— begin Data for processing —

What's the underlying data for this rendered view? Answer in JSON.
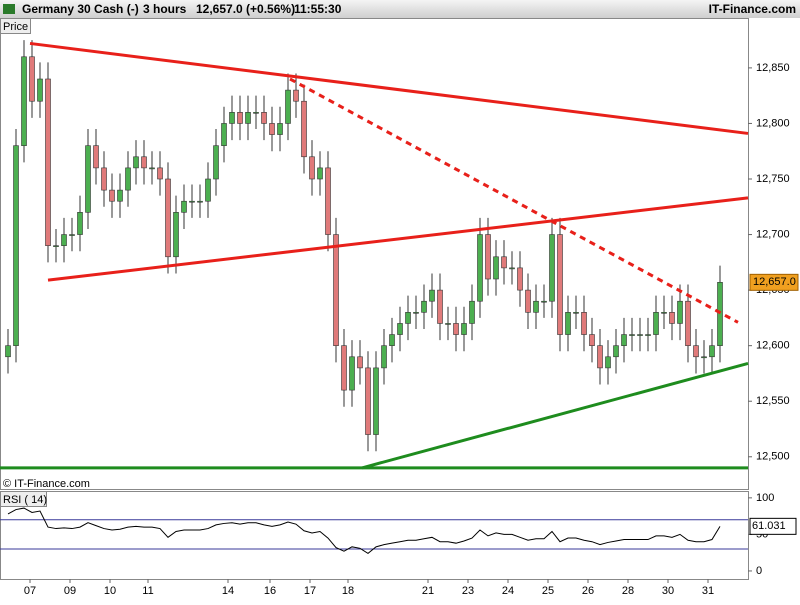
{
  "chart_data": {
    "type": "candlestick",
    "title": "Germany 30 Cash (-)",
    "timeframe": "3 hours",
    "change": "12,657.0 (+0.56%)",
    "time": "11:55:30",
    "brand": "IT-Finance.com",
    "panel_label": "Price",
    "copyright": "© IT-Finance.com",
    "last_label": "12,657.0",
    "up_color": "#4caf50",
    "down_color": "#e07a7a",
    "xlim": [
      -1,
      92.5
    ],
    "xticks": [
      {
        "value": 2.75,
        "label": "07"
      },
      {
        "value": 7.75,
        "label": "09"
      },
      {
        "value": 12.75,
        "label": "10"
      },
      {
        "value": 17.5,
        "label": "11"
      },
      {
        "value": 27.5,
        "label": "14"
      },
      {
        "value": 32.75,
        "label": "16"
      },
      {
        "value": 37.75,
        "label": "17"
      },
      {
        "value": 42.5,
        "label": "18"
      },
      {
        "value": 52.5,
        "label": "21"
      },
      {
        "value": 57.5,
        "label": "23"
      },
      {
        "value": 62.5,
        "label": "24"
      },
      {
        "value": 67.5,
        "label": "25"
      },
      {
        "value": 72.5,
        "label": "26"
      },
      {
        "value": 77.5,
        "label": "28"
      },
      {
        "value": 82.5,
        "label": "30"
      },
      {
        "value": 87.5,
        "label": "31"
      }
    ],
    "ylim": [
      12471,
      12894
    ],
    "yticks": [
      {
        "value": 12500,
        "label": "12,500"
      },
      {
        "value": 12550,
        "label": "12,550"
      },
      {
        "value": 12600,
        "label": "12,600"
      },
      {
        "value": 12650,
        "label": "12,650"
      },
      {
        "value": 12700,
        "label": "12,700"
      },
      {
        "value": 12750,
        "label": "12,750"
      },
      {
        "value": 12800,
        "label": "12,800"
      },
      {
        "value": 12850,
        "label": "12,850"
      }
    ],
    "open": [
      12590,
      12600,
      12780,
      12860,
      12820,
      12840,
      12690,
      12690,
      12700,
      12700,
      12720,
      12780,
      12760,
      12740,
      12730,
      12740,
      12760,
      12770,
      12760,
      12760,
      12750,
      12680,
      12720,
      12730,
      12730,
      12730,
      12750,
      12780,
      12800,
      12810,
      12800,
      12810,
      12810,
      12800,
      12790,
      12800,
      12830,
      12820,
      12770,
      12750,
      12760,
      12700,
      12600,
      12560,
      12590,
      12580,
      12520,
      12580,
      12600,
      12610,
      12620,
      12630,
      12630,
      12640,
      12650,
      12620,
      12620,
      12610,
      12620,
      12640,
      12700,
      12660,
      12680,
      12670,
      12670,
      12650,
      12630,
      12640,
      12640,
      12700,
      12610,
      12630,
      12630,
      12610,
      12600,
      12580,
      12590,
      12600,
      12610,
      12610,
      12610,
      12610,
      12630,
      12630,
      12620,
      12640,
      12600,
      12590,
      12590,
      12600
    ],
    "high": [
      12615,
      12795,
      12875,
      12875,
      12855,
      12855,
      12705,
      12715,
      12715,
      12735,
      12795,
      12795,
      12775,
      12755,
      12755,
      12775,
      12785,
      12785,
      12775,
      12775,
      12765,
      12735,
      12745,
      12745,
      12745,
      12765,
      12795,
      12815,
      12825,
      12825,
      12825,
      12825,
      12825,
      12815,
      12815,
      12845,
      12845,
      12835,
      12785,
      12775,
      12775,
      12715,
      12615,
      12605,
      12605,
      12595,
      12595,
      12615,
      12625,
      12635,
      12645,
      12645,
      12655,
      12665,
      12665,
      12635,
      12635,
      12635,
      12655,
      12715,
      12715,
      12695,
      12695,
      12685,
      12685,
      12665,
      12655,
      12655,
      12715,
      12715,
      12645,
      12645,
      12645,
      12625,
      12615,
      12605,
      12615,
      12625,
      12625,
      12625,
      12625,
      12645,
      12645,
      12645,
      12655,
      12655,
      12615,
      12605,
      12615,
      12672
    ],
    "low": [
      12575,
      12585,
      12765,
      12805,
      12805,
      12675,
      12675,
      12675,
      12685,
      12685,
      12705,
      12745,
      12725,
      12715,
      12715,
      12725,
      12745,
      12745,
      12745,
      12735,
      12665,
      12665,
      12705,
      12715,
      12715,
      12715,
      12735,
      12765,
      12785,
      12785,
      12785,
      12795,
      12785,
      12775,
      12775,
      12785,
      12805,
      12755,
      12735,
      12735,
      12685,
      12585,
      12545,
      12545,
      12565,
      12505,
      12505,
      12565,
      12585,
      12595,
      12605,
      12615,
      12615,
      12625,
      12605,
      12605,
      12595,
      12595,
      12605,
      12625,
      12645,
      12645,
      12655,
      12655,
      12635,
      12615,
      12615,
      12625,
      12625,
      12595,
      12595,
      12615,
      12595,
      12585,
      12565,
      12565,
      12575,
      12585,
      12595,
      12595,
      12595,
      12595,
      12615,
      12605,
      12605,
      12585,
      12575,
      12575,
      12575,
      12585
    ],
    "close": [
      12600,
      12780,
      12860,
      12820,
      12840,
      12690,
      12690,
      12700,
      12700,
      12720,
      12780,
      12760,
      12740,
      12730,
      12740,
      12760,
      12770,
      12760,
      12760,
      12750,
      12680,
      12720,
      12730,
      12730,
      12730,
      12750,
      12780,
      12800,
      12810,
      12800,
      12810,
      12810,
      12800,
      12790,
      12800,
      12830,
      12820,
      12770,
      12750,
      12760,
      12700,
      12600,
      12560,
      12590,
      12580,
      12520,
      12580,
      12600,
      12610,
      12620,
      12630,
      12630,
      12640,
      12650,
      12620,
      12620,
      12610,
      12620,
      12640,
      12700,
      12660,
      12680,
      12670,
      12670,
      12650,
      12630,
      12640,
      12640,
      12700,
      12610,
      12630,
      12630,
      12610,
      12600,
      12580,
      12590,
      12600,
      12610,
      12610,
      12610,
      12610,
      12630,
      12630,
      12620,
      12640,
      12600,
      12590,
      12590,
      12600,
      12657
    ],
    "trend_lines": [
      {
        "color": "#e8201a",
        "dashed": false,
        "x": [
          2.75,
          92.5
        ],
        "y": [
          12872,
          12791
        ]
      },
      {
        "color": "#e8201a",
        "dashed": true,
        "x": [
          35.25,
          91.25
        ],
        "y": [
          12840,
          12621
        ]
      },
      {
        "color": "#e8201a",
        "dashed": false,
        "x": [
          5,
          92.5
        ],
        "y": [
          12659,
          12733
        ]
      },
      {
        "color": "#1e8c1e",
        "dashed": false,
        "x": [
          44.25,
          92.5
        ],
        "y": [
          12490,
          12584
        ]
      },
      {
        "color": "#1e8c1e",
        "dashed": false,
        "x": [
          -1,
          92.5
        ],
        "y": [
          12490,
          12490
        ]
      }
    ],
    "indicator": {
      "name": "RSI ( 14)",
      "color": "#000000",
      "level_color": "#3a3a9a",
      "levels": [
        70,
        30
      ],
      "ylim": [
        -11,
        108
      ],
      "yticks": [
        0,
        50,
        100
      ],
      "last_label": "61.031",
      "values": [
        78,
        84,
        86,
        80,
        82,
        60,
        58,
        59,
        58,
        60,
        66,
        62,
        58,
        56,
        57,
        60,
        61,
        60,
        60,
        58,
        46,
        54,
        56,
        56,
        56,
        58,
        63,
        65,
        66,
        64,
        66,
        66,
        63,
        61,
        63,
        67,
        64,
        55,
        52,
        54,
        45,
        32,
        27,
        33,
        31,
        24,
        33,
        36,
        38,
        40,
        42,
        42,
        44,
        46,
        40,
        40,
        38,
        41,
        45,
        56,
        48,
        52,
        50,
        50,
        46,
        42,
        44,
        44,
        54,
        40,
        45,
        45,
        42,
        40,
        36,
        39,
        41,
        43,
        43,
        43,
        43,
        48,
        48,
        46,
        50,
        42,
        40,
        40,
        43,
        61.031
      ]
    }
  }
}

— end Data for processing —

* **Exercise objective**
Looking at the entries above, state how many lines contain "Finance"; give the number alone.

* **Completed exercise**
2